Track down each line that has the word "this" and copy it.

── Provided records ──

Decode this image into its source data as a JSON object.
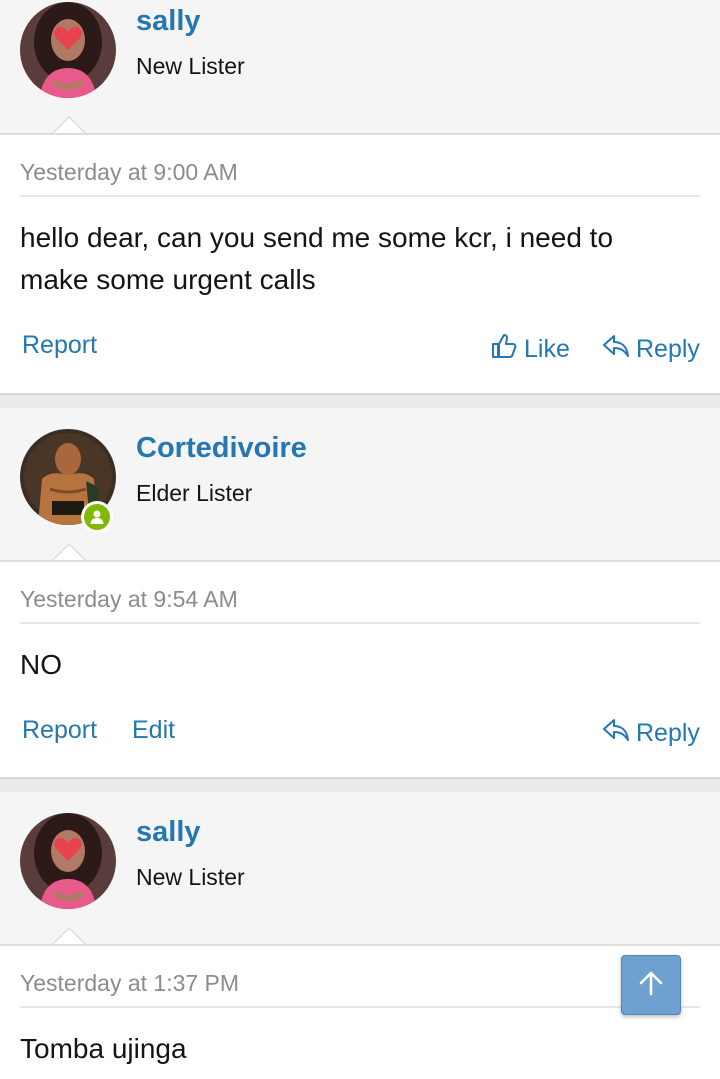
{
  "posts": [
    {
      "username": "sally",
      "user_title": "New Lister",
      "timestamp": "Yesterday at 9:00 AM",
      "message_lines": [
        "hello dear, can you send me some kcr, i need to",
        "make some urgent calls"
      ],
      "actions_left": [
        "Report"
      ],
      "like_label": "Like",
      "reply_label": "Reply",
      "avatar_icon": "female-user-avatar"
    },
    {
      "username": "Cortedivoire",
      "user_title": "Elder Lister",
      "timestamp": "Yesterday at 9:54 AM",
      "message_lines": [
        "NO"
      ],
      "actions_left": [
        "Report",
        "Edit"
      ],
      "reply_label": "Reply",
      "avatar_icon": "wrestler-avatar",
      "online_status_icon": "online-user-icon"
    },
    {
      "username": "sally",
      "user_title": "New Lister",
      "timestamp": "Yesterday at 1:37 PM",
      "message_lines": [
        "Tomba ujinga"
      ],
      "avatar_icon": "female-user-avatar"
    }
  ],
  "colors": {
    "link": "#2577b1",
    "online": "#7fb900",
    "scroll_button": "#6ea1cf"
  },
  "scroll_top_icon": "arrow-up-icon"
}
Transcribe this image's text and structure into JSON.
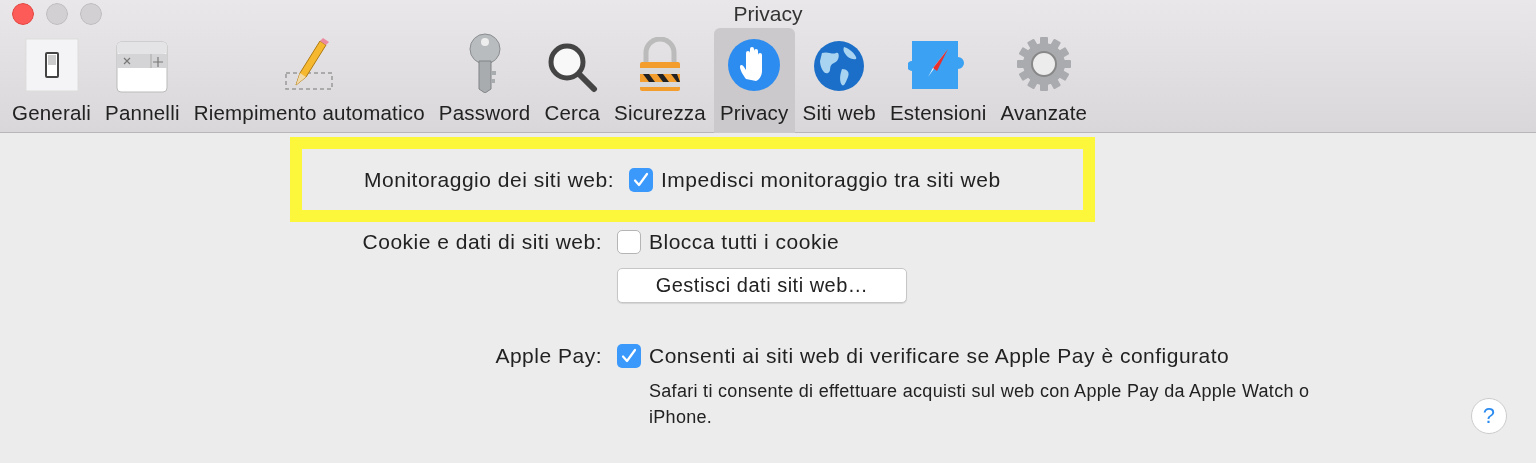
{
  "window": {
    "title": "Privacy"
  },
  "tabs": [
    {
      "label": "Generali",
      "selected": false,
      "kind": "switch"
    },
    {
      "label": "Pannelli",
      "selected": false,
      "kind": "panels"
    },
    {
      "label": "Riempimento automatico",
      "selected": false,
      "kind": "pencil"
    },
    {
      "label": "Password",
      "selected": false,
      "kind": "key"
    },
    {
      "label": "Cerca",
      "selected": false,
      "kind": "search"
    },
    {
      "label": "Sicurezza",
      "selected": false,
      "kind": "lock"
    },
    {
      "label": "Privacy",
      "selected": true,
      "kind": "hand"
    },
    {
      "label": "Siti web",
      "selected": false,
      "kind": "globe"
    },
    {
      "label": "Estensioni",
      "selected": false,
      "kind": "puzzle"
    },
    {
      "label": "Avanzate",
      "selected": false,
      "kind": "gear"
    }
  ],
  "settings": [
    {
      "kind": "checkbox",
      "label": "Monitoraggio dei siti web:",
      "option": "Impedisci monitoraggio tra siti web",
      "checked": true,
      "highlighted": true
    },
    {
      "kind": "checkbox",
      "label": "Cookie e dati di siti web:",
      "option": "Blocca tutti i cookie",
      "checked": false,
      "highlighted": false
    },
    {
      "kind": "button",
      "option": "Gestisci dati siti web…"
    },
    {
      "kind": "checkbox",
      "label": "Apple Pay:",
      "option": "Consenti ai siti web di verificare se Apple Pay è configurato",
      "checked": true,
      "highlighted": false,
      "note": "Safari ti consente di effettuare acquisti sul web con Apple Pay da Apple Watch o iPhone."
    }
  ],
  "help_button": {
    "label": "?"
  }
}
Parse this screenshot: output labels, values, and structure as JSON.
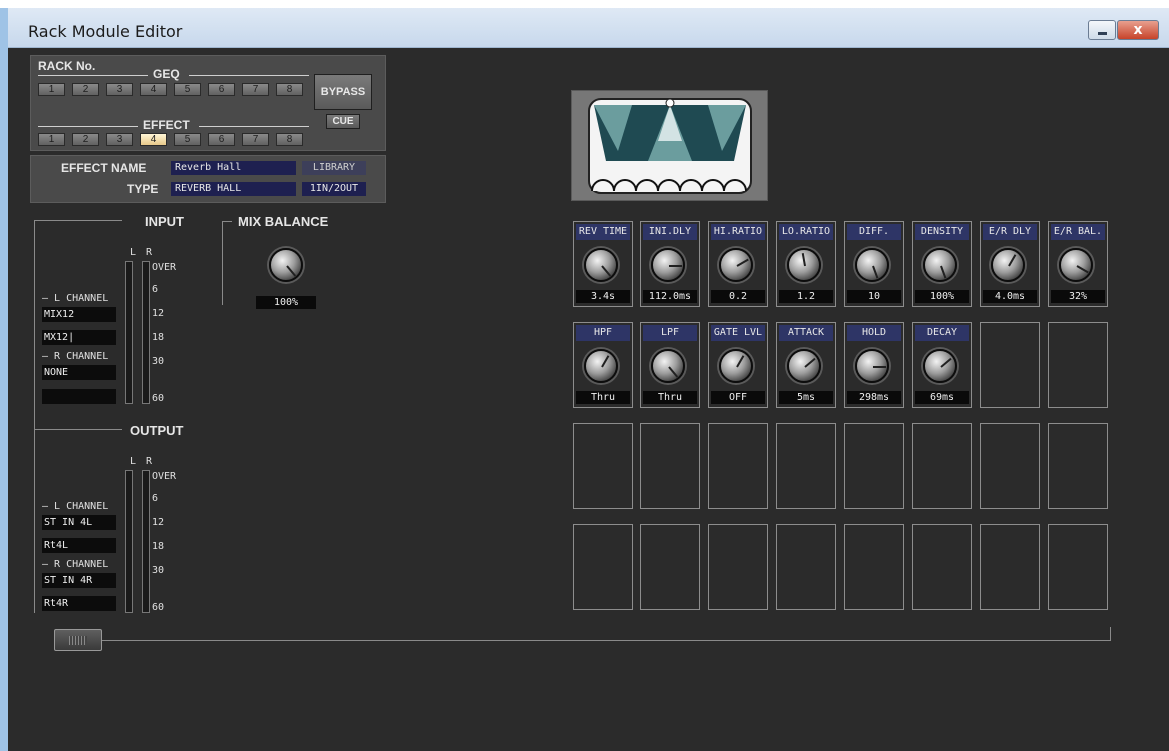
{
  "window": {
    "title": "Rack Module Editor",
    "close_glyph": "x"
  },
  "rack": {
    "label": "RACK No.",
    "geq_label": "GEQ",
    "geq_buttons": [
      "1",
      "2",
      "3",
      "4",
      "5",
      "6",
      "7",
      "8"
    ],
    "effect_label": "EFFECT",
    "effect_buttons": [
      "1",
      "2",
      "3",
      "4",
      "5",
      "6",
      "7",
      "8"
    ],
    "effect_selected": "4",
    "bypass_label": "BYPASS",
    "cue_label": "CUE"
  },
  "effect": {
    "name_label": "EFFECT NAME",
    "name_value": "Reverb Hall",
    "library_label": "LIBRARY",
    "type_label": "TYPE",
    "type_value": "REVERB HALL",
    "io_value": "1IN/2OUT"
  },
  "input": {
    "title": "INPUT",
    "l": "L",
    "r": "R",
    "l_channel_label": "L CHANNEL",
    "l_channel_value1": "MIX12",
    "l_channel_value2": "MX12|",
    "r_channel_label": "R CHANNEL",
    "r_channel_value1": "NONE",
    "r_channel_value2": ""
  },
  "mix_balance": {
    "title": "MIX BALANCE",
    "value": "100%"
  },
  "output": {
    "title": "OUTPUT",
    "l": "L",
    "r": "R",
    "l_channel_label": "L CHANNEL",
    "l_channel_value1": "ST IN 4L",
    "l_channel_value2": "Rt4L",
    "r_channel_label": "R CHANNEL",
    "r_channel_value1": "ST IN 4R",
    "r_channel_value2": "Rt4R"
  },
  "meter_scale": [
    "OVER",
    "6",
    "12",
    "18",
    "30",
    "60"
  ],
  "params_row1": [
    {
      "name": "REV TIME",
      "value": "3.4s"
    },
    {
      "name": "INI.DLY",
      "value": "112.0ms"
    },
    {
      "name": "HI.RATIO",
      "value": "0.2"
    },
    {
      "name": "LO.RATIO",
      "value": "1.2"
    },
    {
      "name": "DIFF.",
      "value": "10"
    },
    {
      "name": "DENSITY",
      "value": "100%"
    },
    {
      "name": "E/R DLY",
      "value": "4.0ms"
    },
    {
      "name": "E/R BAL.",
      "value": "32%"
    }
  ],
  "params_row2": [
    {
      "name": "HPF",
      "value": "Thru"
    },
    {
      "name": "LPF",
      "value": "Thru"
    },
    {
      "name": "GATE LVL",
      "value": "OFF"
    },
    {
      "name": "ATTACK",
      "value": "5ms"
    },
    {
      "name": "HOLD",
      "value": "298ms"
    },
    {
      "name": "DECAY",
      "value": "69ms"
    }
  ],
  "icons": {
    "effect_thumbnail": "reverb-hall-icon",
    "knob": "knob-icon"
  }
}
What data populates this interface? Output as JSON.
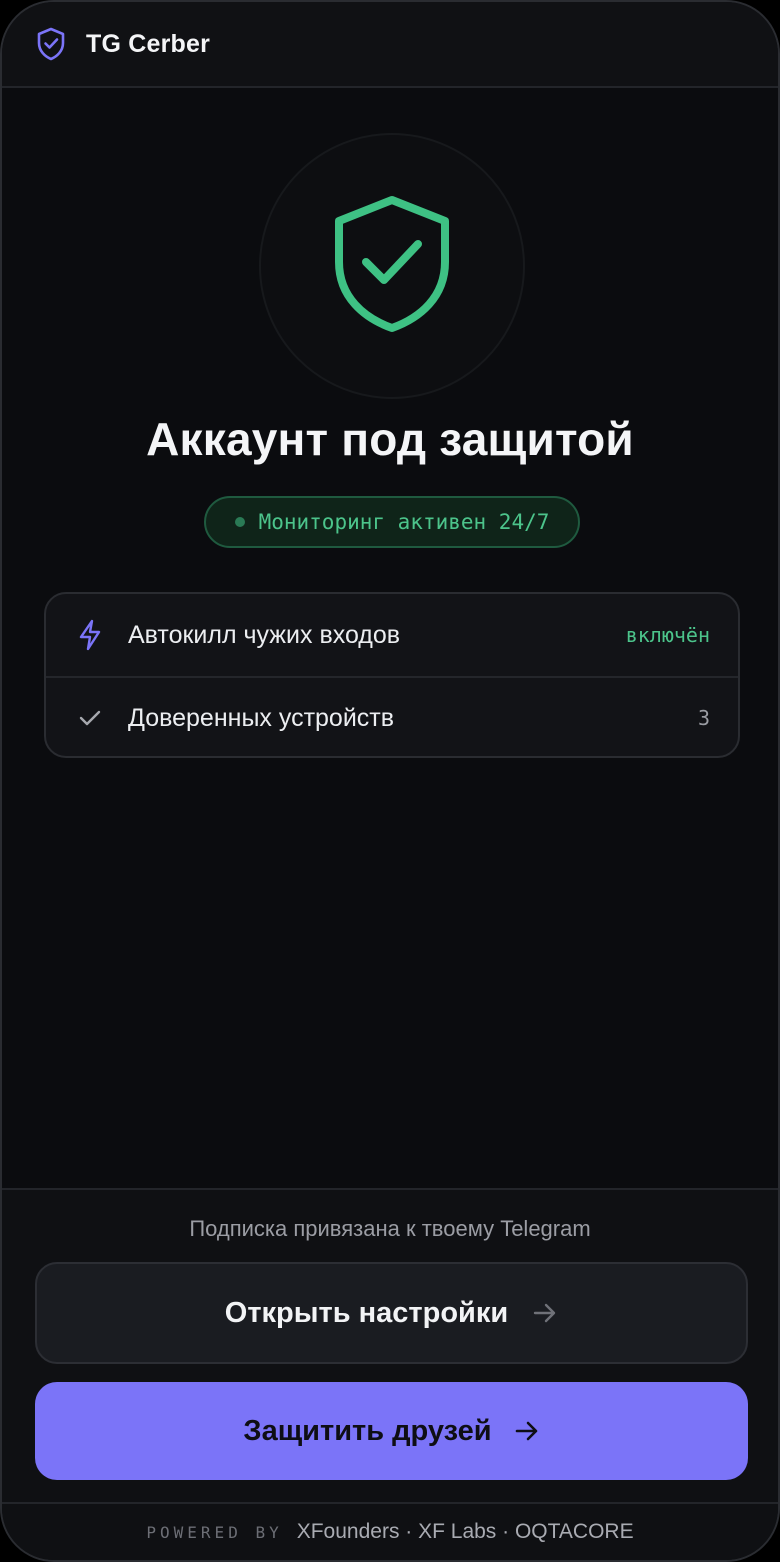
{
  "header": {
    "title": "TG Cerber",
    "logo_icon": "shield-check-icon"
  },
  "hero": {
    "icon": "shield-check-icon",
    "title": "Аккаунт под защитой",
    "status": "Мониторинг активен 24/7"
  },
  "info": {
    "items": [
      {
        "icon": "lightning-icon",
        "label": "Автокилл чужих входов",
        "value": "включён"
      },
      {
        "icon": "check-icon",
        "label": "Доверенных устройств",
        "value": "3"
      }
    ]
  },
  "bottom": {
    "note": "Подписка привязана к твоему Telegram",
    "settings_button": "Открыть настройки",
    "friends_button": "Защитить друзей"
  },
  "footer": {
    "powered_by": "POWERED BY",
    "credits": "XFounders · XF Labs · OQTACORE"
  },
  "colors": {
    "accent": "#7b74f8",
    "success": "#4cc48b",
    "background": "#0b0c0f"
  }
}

───

▶ [Reply to the task]
Decode this image into its source data as a JSON object.
Transcribe this image's text and structure into JSON.
Parse this screenshot: output labels, values, and structure as JSON.
What data populates this interface? Output as JSON.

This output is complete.